| Text block |
= Beginning of Section =

Copyright ©1995, Gene Levinson and The World & I
Images on this Web page ©1994 by Xiaoyuan Tu of the University of Toronto.
This article originally appeared in the June 1995 issue of The World & I Magazine, a Washington Times periodical. The text of the article was posted to the comp.ai.alife and comp.ai newsgroups on July 24, 1995 by the author with the kind permission of the editors of The World & I. Web version by Craig Reynolds, last updated July 31, 1995.

Fishes of the Silicon Sea

by Gene Levinson

Self-governing artificial creatures open a new chapter in advanced robotics research.

Watch how those fish behave when the school catches a glimpse of the shark,'' says my underwater guide. In a moment, a leopard shark swims into view, and the smaller fish scatter as they attempt to evade the hungry predator. Down below, a bright blue and green predator closes in on its smaller prey.

= End of Section =

| The data |
= Beginning of Section =

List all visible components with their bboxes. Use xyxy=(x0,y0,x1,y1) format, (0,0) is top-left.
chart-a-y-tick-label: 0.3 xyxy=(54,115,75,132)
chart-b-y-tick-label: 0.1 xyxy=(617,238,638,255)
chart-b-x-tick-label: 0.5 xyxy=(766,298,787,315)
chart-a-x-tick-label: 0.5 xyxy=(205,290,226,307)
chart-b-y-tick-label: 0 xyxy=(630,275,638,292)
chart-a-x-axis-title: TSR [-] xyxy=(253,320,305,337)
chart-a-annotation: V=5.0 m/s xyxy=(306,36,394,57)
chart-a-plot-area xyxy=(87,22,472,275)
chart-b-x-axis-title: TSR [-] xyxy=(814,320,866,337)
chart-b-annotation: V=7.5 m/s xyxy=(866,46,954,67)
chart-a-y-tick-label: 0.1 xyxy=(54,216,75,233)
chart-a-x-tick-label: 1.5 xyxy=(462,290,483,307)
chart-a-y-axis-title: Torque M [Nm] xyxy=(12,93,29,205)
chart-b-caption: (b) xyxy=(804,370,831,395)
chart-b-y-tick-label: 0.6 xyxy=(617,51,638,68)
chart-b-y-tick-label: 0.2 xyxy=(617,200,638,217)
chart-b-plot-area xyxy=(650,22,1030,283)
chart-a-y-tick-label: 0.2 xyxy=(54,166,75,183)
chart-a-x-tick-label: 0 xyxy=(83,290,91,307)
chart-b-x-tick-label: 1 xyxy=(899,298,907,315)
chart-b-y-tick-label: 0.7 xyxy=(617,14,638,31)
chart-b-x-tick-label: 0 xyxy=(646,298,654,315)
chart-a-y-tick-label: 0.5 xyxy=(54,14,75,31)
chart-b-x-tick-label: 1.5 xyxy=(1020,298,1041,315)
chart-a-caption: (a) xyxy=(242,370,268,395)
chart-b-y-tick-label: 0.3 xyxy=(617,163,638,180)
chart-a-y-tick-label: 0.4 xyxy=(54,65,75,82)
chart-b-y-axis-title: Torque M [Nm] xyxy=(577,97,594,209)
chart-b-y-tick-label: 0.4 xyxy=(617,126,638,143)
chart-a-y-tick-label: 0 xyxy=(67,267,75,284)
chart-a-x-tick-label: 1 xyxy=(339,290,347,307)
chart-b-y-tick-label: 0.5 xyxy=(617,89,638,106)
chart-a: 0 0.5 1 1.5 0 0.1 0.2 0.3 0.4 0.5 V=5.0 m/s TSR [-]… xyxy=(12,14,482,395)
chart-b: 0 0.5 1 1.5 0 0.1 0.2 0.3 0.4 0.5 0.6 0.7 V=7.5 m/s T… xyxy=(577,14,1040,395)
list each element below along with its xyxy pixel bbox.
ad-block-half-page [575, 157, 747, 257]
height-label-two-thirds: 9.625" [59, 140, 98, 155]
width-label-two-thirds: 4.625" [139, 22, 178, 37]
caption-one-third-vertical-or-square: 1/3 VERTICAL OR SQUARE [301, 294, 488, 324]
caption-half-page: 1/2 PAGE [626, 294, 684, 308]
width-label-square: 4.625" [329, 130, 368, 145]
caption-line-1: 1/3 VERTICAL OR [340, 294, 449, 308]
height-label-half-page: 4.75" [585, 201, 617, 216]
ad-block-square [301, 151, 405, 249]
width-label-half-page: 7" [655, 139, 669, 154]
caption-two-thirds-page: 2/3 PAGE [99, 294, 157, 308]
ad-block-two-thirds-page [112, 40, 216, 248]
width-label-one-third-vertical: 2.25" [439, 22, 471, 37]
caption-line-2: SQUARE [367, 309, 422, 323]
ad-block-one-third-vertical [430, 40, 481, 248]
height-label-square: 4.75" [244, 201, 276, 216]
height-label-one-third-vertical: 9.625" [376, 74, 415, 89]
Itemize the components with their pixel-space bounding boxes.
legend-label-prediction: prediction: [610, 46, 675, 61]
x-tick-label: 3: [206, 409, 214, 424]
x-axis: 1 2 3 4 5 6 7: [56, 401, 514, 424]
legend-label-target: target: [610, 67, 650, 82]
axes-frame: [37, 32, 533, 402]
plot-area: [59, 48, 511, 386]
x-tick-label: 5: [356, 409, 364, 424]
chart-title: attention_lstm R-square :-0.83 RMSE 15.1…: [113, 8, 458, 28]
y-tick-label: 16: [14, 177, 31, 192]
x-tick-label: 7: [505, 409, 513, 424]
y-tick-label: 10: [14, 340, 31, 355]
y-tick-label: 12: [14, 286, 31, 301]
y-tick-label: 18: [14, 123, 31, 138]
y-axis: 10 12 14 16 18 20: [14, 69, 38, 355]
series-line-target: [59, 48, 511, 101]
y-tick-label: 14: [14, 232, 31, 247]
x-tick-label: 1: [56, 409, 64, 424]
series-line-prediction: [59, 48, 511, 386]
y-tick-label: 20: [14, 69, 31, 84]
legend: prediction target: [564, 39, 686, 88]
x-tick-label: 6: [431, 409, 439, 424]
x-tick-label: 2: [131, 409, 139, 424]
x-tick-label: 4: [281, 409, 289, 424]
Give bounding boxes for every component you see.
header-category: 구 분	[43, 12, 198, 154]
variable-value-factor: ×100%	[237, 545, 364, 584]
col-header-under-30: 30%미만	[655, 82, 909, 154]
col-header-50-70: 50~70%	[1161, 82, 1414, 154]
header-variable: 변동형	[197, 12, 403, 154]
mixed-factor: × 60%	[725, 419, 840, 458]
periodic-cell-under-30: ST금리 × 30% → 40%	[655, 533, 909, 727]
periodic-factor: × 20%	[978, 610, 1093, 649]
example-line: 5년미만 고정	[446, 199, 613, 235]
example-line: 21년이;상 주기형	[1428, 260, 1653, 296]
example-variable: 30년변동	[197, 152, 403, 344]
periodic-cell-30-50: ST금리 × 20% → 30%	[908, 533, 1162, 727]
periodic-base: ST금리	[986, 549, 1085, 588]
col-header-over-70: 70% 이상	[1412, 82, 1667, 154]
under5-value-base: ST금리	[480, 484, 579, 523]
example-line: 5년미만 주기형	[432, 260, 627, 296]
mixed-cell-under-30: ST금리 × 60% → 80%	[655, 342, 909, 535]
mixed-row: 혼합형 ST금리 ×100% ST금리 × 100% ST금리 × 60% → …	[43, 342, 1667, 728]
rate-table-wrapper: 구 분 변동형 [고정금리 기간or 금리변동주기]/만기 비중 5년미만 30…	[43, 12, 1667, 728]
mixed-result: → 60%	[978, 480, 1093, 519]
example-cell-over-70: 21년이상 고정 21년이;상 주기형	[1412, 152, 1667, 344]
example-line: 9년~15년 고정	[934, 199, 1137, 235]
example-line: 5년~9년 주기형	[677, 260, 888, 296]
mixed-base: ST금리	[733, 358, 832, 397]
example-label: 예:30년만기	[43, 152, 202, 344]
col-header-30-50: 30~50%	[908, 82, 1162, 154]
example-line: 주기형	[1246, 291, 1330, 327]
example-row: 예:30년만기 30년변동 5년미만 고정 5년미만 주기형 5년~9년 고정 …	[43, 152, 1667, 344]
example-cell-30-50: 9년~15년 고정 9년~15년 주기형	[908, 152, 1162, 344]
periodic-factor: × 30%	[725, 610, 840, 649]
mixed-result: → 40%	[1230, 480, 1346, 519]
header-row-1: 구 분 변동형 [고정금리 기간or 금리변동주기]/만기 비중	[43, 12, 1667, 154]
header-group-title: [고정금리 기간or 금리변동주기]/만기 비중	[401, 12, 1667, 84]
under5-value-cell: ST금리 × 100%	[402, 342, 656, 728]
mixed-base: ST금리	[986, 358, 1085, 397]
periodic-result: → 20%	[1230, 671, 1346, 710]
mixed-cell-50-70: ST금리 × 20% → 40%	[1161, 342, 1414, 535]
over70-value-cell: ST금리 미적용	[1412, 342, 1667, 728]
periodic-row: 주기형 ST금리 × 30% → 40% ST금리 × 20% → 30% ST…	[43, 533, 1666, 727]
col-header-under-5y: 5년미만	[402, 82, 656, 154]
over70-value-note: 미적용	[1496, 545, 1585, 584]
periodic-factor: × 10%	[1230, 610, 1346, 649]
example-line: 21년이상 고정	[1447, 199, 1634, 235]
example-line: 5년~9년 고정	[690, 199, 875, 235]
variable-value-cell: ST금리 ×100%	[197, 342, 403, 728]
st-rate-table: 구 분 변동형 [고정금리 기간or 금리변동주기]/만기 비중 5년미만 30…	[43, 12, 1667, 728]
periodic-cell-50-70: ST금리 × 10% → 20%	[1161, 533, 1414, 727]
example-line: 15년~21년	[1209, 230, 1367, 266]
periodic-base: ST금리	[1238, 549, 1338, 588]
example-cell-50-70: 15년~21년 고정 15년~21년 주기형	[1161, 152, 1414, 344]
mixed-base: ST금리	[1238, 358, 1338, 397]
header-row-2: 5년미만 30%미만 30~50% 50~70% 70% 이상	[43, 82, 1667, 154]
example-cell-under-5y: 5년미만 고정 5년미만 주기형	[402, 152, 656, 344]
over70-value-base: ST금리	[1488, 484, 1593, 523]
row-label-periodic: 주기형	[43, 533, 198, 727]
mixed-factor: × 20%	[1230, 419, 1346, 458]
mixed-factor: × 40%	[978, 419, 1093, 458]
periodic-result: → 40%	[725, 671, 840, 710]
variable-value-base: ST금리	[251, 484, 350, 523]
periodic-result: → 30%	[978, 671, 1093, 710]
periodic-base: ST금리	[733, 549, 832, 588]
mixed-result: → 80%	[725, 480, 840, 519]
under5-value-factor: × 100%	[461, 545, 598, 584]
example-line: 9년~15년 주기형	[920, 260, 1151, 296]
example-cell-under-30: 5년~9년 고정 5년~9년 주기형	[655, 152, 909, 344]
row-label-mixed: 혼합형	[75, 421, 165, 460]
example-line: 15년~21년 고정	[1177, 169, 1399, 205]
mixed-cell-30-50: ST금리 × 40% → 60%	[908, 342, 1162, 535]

= End of Section =

| Work instruction |
Copy the passage from the fish article from "Watch how those" up to and including "its smaller prey.".

| Result |
Watch how those fish behave when the school catches a glimpse of the shark,'' says my underwater guide. In a moment, a leopard shark swims into view, and the smaller fish scatter as they attempt to evade the hungry predator. Down below, a bright blue and green predator closes in on its smaller prey.